_WRITTEN EXERCISE_
Report the number of lines in the entries below that include the word "color", and nothing else.

_DATA SECTION_

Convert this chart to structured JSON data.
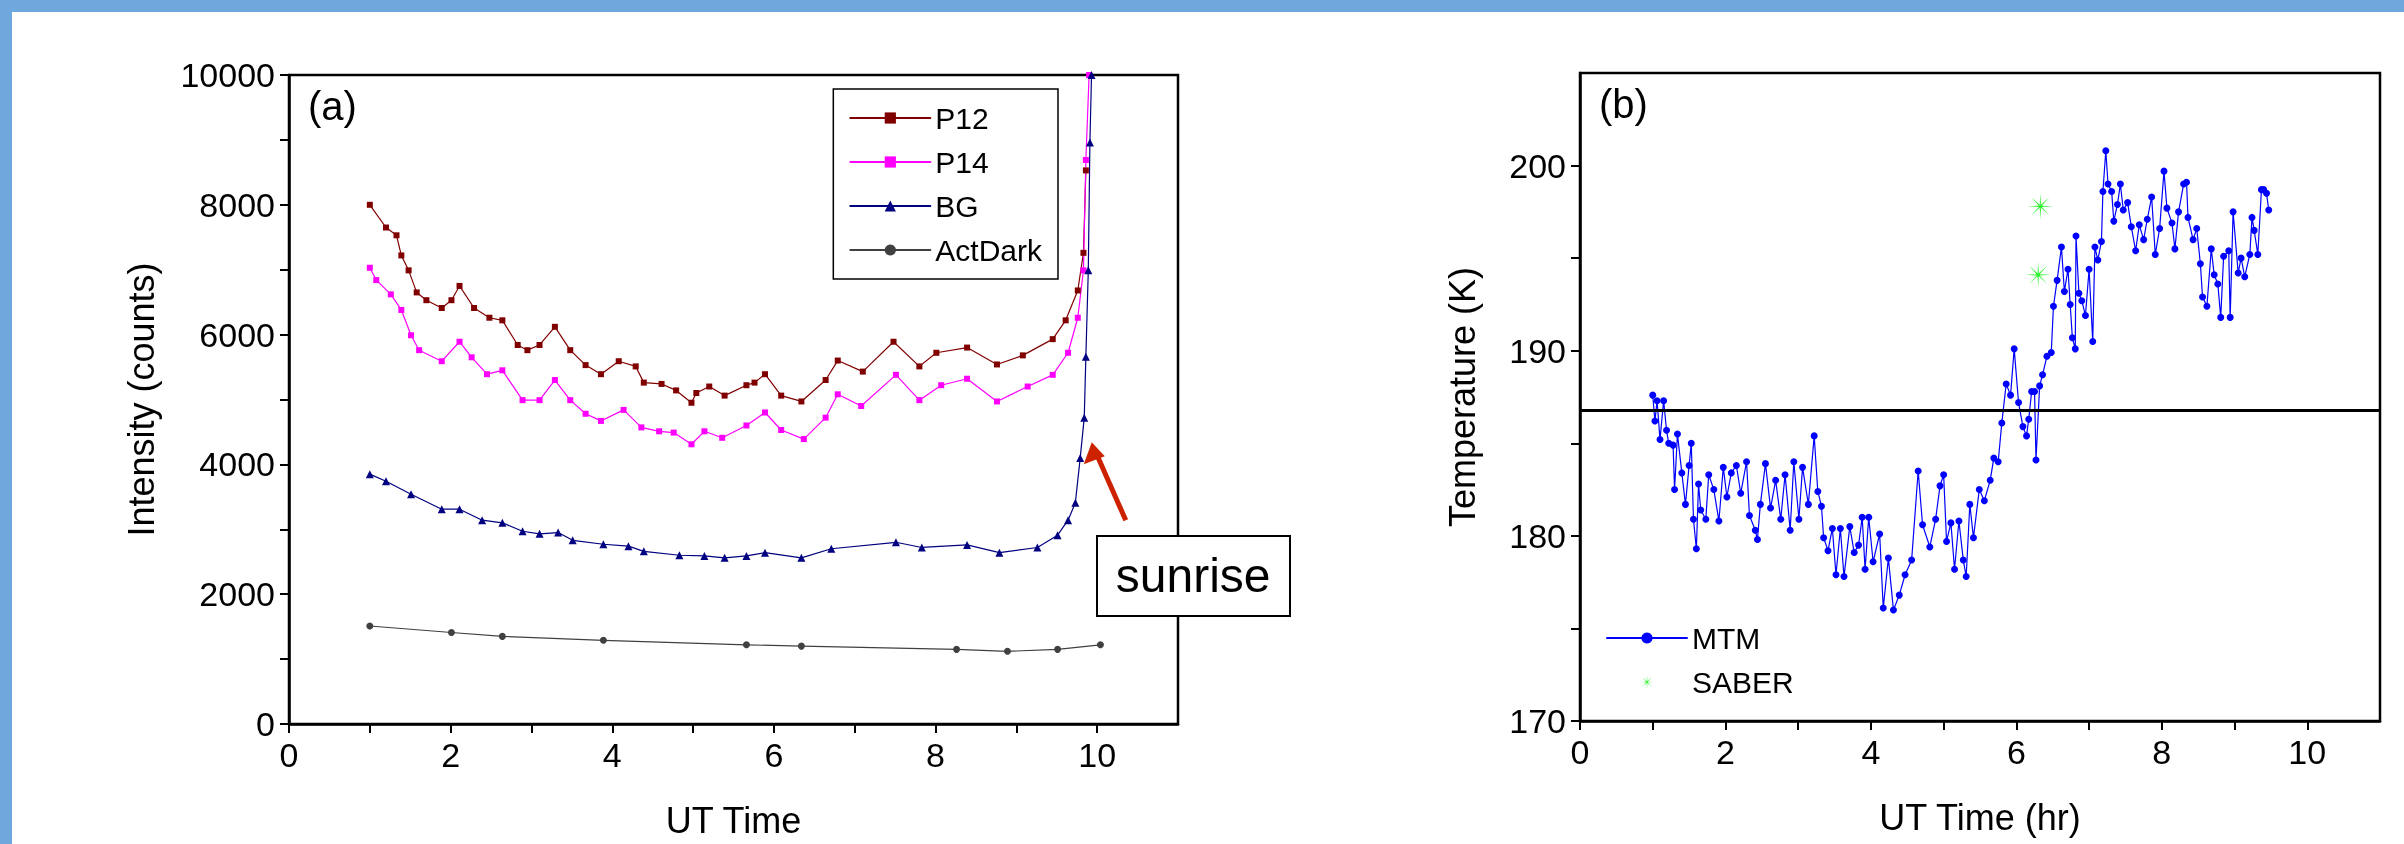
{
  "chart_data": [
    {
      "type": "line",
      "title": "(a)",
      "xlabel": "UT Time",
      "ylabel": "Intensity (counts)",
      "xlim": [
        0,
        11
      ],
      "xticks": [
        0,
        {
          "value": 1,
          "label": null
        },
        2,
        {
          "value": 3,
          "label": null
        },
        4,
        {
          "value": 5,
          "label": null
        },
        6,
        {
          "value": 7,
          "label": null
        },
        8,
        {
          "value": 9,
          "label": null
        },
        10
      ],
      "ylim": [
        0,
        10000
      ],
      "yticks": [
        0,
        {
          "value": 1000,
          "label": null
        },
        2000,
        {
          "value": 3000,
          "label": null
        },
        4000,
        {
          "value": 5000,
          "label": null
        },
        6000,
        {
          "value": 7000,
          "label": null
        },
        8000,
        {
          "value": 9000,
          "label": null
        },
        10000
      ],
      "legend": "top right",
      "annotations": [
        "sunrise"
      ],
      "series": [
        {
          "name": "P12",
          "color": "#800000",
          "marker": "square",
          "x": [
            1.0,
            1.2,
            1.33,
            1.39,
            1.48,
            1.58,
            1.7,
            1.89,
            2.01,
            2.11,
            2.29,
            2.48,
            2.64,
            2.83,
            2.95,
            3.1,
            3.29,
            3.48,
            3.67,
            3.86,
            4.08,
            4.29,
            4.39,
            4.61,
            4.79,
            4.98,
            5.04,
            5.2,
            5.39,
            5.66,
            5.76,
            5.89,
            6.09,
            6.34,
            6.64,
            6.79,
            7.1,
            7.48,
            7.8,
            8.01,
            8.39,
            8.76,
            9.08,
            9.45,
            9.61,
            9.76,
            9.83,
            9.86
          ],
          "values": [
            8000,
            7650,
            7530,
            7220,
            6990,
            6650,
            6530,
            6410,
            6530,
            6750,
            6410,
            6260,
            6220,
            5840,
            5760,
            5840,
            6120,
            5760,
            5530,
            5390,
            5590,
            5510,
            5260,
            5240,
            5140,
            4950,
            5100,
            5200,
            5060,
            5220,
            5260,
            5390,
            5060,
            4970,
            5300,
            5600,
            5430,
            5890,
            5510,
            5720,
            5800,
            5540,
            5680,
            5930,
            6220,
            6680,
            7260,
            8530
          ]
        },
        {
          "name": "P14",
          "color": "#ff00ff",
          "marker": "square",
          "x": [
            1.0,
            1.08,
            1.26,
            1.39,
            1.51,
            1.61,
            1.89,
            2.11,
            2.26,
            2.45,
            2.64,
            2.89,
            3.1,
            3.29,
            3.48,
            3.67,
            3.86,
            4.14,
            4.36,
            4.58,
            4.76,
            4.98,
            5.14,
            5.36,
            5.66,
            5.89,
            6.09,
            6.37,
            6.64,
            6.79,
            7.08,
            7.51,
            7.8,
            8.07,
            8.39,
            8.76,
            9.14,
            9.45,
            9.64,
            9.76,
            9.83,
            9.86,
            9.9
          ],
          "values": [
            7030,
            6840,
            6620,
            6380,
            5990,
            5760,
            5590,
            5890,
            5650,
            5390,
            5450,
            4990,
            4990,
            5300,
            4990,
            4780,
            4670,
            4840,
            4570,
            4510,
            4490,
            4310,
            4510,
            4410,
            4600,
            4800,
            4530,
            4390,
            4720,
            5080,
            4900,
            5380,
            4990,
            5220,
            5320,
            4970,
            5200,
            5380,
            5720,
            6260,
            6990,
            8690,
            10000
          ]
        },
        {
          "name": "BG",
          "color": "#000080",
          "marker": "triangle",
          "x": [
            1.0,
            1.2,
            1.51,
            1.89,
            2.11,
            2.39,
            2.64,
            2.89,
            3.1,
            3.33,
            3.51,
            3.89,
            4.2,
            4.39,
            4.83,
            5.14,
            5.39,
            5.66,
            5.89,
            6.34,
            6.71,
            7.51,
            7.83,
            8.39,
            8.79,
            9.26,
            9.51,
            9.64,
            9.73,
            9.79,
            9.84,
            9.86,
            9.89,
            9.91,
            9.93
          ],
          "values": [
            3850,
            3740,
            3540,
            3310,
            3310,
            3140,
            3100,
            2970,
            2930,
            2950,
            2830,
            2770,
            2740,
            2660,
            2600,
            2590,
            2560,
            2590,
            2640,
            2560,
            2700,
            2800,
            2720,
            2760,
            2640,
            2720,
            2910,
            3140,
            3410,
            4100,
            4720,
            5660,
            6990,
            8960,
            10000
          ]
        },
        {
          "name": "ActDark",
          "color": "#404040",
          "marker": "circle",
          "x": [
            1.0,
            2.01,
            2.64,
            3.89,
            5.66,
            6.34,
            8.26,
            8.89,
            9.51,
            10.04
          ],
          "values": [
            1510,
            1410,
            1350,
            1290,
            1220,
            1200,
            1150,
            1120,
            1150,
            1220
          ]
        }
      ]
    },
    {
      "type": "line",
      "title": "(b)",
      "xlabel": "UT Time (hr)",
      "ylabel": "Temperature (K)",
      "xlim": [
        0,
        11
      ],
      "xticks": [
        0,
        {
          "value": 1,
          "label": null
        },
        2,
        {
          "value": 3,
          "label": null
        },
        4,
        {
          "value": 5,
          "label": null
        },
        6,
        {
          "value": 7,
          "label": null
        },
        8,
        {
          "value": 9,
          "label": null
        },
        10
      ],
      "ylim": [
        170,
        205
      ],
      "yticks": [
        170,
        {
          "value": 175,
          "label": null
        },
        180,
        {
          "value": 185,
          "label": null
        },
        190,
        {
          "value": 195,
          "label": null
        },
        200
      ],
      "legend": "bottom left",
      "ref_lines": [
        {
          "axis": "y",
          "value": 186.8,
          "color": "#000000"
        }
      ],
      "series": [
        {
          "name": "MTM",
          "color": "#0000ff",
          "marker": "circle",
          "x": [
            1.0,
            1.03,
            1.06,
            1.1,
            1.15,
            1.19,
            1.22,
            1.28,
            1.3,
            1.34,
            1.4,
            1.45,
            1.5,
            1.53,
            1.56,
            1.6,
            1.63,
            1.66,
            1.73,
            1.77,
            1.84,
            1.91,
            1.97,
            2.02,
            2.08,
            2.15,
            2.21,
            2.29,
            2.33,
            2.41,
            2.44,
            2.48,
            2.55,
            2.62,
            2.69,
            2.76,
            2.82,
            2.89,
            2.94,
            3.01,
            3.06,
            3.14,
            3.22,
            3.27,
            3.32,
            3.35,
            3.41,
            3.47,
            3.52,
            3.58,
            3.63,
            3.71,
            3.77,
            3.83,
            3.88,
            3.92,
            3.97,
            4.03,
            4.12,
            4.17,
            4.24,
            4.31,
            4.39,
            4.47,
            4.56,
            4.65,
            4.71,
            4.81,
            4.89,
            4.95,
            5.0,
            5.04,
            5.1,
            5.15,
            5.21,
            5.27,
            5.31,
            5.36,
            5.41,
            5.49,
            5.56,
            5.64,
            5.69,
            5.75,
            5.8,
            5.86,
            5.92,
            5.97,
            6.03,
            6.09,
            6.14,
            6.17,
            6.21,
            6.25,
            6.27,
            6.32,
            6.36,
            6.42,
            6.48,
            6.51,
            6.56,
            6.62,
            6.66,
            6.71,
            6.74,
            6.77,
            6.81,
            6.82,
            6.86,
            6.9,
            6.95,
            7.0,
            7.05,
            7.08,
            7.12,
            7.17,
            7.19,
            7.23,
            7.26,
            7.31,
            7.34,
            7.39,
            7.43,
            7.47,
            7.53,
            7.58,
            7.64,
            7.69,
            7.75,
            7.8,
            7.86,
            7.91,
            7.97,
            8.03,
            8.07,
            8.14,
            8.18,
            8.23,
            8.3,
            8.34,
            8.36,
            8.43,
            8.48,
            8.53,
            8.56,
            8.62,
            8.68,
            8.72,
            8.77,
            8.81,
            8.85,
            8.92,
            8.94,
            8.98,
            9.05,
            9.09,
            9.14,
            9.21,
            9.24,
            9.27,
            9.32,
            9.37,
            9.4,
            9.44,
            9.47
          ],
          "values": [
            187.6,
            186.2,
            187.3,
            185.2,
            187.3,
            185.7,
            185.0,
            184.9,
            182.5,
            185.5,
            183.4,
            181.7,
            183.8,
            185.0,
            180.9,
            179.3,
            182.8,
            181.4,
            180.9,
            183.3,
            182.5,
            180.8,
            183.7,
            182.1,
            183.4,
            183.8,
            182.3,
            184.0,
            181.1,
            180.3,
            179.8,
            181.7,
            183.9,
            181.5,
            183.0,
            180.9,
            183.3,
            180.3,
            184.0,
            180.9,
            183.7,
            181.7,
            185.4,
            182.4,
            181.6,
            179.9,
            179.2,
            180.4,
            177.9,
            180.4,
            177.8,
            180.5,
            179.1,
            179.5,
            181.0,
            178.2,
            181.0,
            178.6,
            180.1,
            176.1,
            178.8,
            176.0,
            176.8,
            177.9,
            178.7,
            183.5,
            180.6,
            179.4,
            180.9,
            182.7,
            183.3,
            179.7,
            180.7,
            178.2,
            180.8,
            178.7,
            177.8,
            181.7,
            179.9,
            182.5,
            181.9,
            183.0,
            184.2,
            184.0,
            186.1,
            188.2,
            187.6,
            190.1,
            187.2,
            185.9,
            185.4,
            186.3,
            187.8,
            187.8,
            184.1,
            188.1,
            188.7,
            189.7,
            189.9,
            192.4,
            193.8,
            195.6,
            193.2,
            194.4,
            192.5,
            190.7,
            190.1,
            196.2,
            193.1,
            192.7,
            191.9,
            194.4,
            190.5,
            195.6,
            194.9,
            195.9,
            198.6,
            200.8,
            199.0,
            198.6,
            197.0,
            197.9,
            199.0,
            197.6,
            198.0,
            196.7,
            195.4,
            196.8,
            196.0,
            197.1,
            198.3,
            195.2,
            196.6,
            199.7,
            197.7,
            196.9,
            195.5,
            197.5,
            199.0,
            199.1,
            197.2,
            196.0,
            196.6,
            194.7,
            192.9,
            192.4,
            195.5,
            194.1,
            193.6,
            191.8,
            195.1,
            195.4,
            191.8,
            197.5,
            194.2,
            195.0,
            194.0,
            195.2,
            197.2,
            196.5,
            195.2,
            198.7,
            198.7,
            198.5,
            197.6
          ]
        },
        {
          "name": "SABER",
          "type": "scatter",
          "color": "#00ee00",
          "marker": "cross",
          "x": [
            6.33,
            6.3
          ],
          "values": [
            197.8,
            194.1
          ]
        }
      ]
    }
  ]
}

_EXERCISE OUTPUT_
7